Identify the lines that contain the string "Auto" and report only how many there are.
=== RECORDS PROVIDED ===
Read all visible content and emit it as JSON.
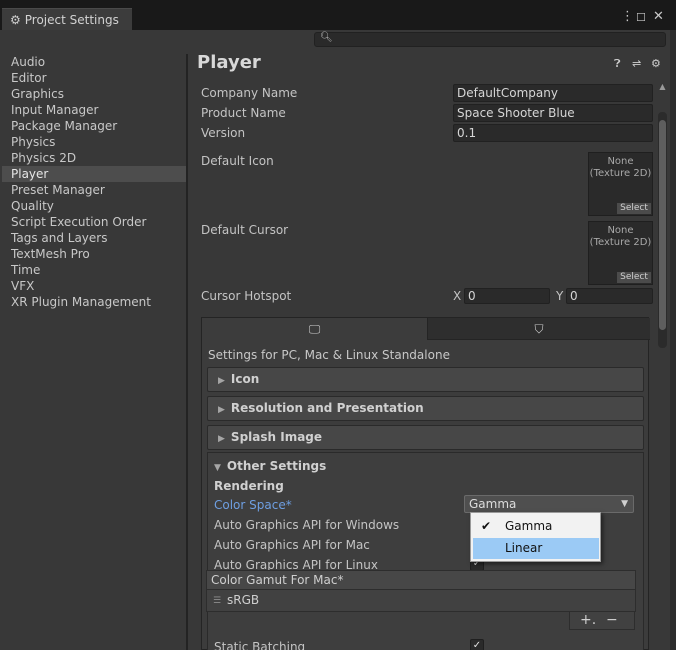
{
  "window": {
    "tab_title": "Project Settings",
    "menu_icon": "kebab-menu-icon",
    "maximize_icon": "maximize-icon",
    "close_icon": "close-icon"
  },
  "search": {
    "placeholder": "",
    "icon": "search-icon"
  },
  "sidebar": {
    "items": [
      {
        "label": "Audio"
      },
      {
        "label": "Editor"
      },
      {
        "label": "Graphics"
      },
      {
        "label": "Input Manager"
      },
      {
        "label": "Package Manager"
      },
      {
        "label": "Physics"
      },
      {
        "label": "Physics 2D"
      },
      {
        "label": "Player",
        "selected": true
      },
      {
        "label": "Preset Manager"
      },
      {
        "label": "Quality"
      },
      {
        "label": "Script Execution Order"
      },
      {
        "label": "Tags and Layers"
      },
      {
        "label": "TextMesh Pro"
      },
      {
        "label": "Time"
      },
      {
        "label": "VFX"
      },
      {
        "label": "XR Plugin Management"
      }
    ]
  },
  "player": {
    "title": "Player",
    "company_label": "Company Name",
    "company_value": "DefaultCompany",
    "product_label": "Product Name",
    "product_value": "Space Shooter Blue",
    "version_label": "Version",
    "version_value": "0.1",
    "icon_label": "Default Icon",
    "cursor_label": "Default Cursor",
    "texture_none": "None",
    "texture_type": "(Texture 2D)",
    "select_label": "Select",
    "hotspot_label": "Cursor Hotspot",
    "hotspot_x_label": "X",
    "hotspot_x_value": "0",
    "hotspot_y_label": "Y",
    "hotspot_y_value": "0"
  },
  "platform": {
    "title": "Settings for PC, Mac & Linux Standalone",
    "sections": {
      "icon": "Icon",
      "resolution": "Resolution and Presentation",
      "splash": "Splash Image",
      "other": "Other Settings"
    },
    "rendering_header": "Rendering",
    "color_space_label": "Color Space*",
    "color_space_value": "Gamma",
    "auto_windows_label": "Auto Graphics API  for Windows",
    "auto_mac_label": "Auto Graphics API  for Mac",
    "auto_linux_label": "Auto Graphics API  for Linux",
    "gamut_header": "Color Gamut For Mac*",
    "gamut_item": "sRGB",
    "add_label": "+.",
    "remove_label": "−",
    "static_batching_label": "Static Batching"
  },
  "popup": {
    "options": [
      "Gamma",
      "Linear"
    ],
    "checked": "Gamma",
    "highlighted": "Linear"
  },
  "colors": {
    "background": "#383838",
    "selection": "#4d4d4d",
    "accent_label": "#6e9fe2",
    "popup_highlight": "#9bcaf5"
  }
}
===
### EXPECTED OUTPUT
3